• [Description of the task] In the data below, find each line containing the string "text" and return it.

[Raw records]
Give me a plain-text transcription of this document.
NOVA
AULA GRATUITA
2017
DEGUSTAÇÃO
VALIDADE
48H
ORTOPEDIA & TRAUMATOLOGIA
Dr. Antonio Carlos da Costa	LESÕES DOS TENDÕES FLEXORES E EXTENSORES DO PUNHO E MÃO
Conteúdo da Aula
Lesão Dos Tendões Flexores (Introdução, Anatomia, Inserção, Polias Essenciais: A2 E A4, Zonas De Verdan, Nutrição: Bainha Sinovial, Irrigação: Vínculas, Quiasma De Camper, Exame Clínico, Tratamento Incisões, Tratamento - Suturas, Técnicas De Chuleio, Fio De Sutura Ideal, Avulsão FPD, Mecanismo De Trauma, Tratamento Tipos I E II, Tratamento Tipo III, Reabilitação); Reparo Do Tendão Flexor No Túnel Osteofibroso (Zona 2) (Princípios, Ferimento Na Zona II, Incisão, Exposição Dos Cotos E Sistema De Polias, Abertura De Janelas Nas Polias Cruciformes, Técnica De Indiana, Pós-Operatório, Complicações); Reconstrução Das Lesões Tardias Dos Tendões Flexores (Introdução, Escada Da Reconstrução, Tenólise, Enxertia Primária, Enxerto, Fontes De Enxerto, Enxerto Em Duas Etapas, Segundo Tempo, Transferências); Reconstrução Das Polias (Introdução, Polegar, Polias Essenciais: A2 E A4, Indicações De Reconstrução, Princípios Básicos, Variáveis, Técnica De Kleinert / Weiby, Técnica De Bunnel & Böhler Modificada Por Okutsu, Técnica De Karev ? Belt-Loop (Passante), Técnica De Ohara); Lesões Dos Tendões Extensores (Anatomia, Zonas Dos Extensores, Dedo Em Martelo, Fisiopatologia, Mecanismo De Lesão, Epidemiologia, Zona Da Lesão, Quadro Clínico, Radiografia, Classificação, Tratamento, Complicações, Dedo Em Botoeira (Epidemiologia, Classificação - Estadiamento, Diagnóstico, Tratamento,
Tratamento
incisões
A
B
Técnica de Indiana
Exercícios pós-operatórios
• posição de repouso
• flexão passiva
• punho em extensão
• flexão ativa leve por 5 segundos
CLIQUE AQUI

...

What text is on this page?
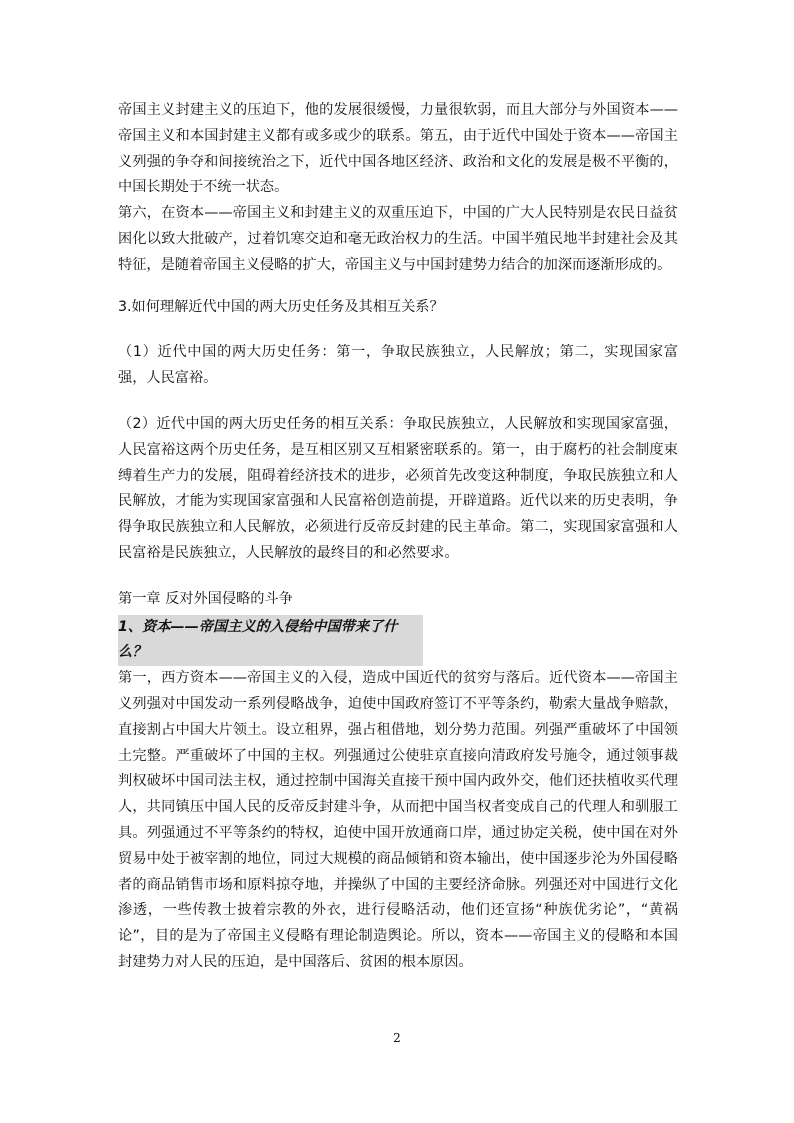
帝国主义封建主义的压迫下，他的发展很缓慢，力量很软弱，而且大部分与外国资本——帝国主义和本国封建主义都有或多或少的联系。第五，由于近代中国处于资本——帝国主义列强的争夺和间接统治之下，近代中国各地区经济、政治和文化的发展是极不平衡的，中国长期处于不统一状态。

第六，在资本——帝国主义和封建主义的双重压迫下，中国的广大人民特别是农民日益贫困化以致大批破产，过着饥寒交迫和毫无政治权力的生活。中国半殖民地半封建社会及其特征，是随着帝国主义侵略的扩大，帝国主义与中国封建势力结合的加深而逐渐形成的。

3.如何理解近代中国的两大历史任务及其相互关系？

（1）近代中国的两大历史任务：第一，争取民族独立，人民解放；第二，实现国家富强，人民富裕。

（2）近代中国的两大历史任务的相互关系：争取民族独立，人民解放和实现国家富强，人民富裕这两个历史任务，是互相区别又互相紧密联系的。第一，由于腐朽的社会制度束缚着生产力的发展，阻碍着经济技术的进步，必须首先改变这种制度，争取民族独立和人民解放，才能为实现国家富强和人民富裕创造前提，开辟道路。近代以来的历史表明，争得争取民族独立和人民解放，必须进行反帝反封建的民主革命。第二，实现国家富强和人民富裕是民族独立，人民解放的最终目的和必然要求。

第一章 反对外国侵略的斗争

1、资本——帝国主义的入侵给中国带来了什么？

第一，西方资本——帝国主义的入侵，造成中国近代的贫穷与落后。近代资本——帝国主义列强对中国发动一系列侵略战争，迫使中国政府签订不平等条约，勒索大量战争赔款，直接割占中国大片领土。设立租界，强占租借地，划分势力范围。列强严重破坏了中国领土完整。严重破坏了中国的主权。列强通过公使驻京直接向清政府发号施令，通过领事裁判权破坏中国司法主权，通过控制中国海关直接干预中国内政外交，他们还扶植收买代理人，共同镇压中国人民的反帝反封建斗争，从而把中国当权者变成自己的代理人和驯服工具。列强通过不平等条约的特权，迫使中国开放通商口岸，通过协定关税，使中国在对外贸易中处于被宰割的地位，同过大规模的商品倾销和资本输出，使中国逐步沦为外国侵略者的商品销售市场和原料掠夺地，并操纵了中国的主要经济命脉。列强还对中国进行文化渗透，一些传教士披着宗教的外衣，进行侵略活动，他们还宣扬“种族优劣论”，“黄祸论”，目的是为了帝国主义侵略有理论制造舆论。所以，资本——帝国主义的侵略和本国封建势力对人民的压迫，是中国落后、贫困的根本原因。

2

--

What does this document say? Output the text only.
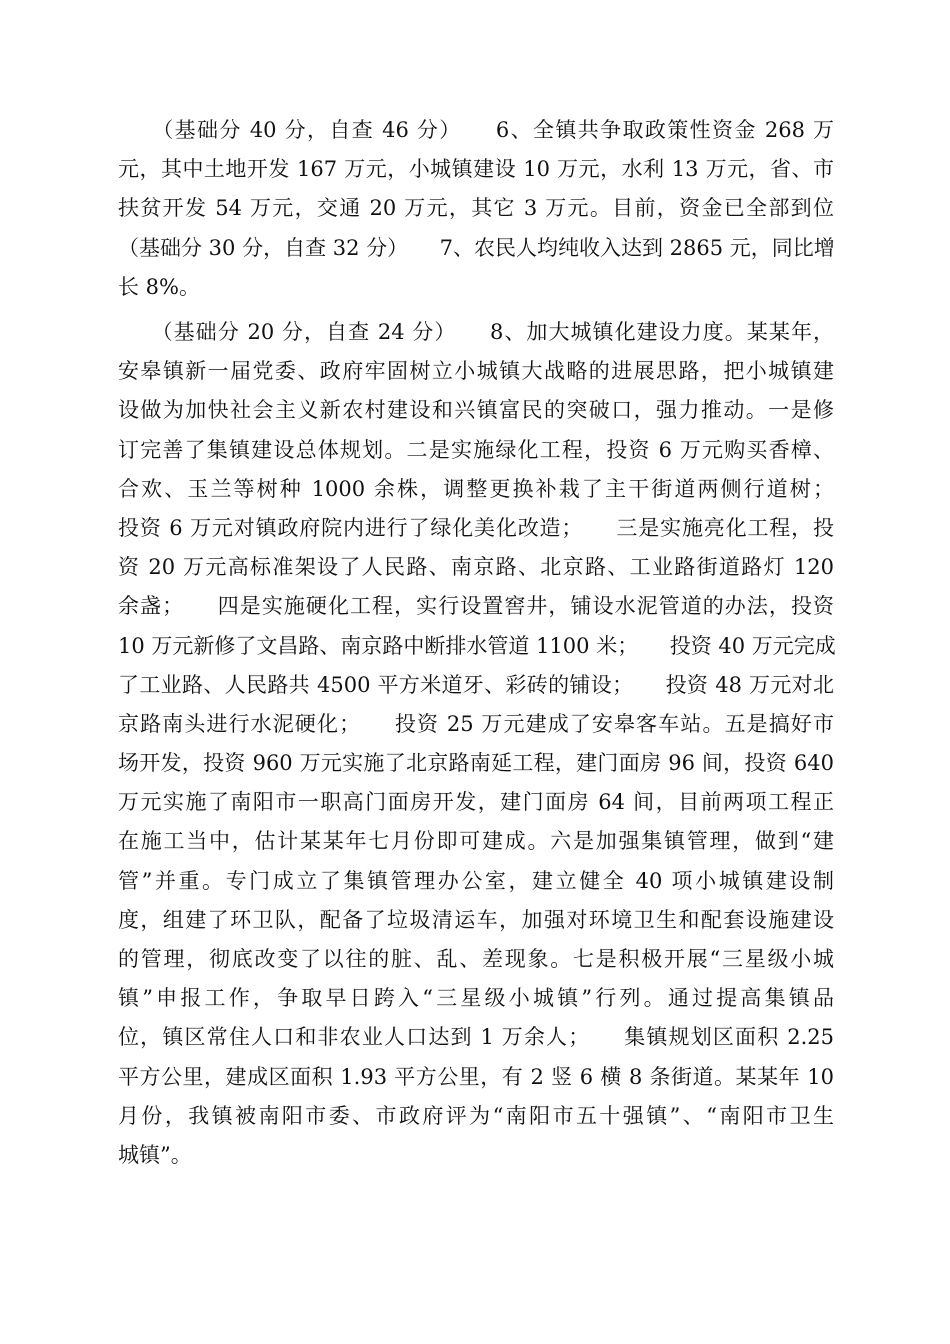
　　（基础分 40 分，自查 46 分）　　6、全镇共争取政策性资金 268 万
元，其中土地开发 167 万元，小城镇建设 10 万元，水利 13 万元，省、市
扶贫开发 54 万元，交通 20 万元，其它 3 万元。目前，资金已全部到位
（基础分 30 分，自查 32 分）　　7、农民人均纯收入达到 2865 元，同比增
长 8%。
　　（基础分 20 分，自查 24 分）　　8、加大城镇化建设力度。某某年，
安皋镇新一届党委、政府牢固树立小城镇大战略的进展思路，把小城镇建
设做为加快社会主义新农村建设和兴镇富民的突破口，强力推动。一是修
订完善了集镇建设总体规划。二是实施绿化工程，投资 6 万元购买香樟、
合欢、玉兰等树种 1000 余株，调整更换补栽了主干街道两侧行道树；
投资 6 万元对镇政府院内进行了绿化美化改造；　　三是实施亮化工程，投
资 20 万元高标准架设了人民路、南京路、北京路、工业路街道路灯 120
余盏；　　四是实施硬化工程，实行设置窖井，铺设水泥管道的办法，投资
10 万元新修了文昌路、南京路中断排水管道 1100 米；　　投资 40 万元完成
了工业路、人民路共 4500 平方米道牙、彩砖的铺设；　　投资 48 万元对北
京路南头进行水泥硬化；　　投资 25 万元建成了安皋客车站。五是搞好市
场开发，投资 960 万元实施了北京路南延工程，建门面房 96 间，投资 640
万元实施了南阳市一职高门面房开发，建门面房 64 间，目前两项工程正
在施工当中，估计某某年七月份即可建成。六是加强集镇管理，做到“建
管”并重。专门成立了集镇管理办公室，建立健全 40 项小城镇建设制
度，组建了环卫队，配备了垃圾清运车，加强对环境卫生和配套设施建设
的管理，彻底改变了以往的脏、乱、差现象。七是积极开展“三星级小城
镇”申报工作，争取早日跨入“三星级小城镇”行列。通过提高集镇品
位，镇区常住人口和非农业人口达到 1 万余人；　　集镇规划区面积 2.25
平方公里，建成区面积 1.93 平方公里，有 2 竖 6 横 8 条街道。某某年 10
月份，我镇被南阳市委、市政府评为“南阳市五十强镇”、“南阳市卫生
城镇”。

• [Result of this exercise]
Give me a plain-text transcription of this document.
What text is on this page?
What does this document say? Output the text only.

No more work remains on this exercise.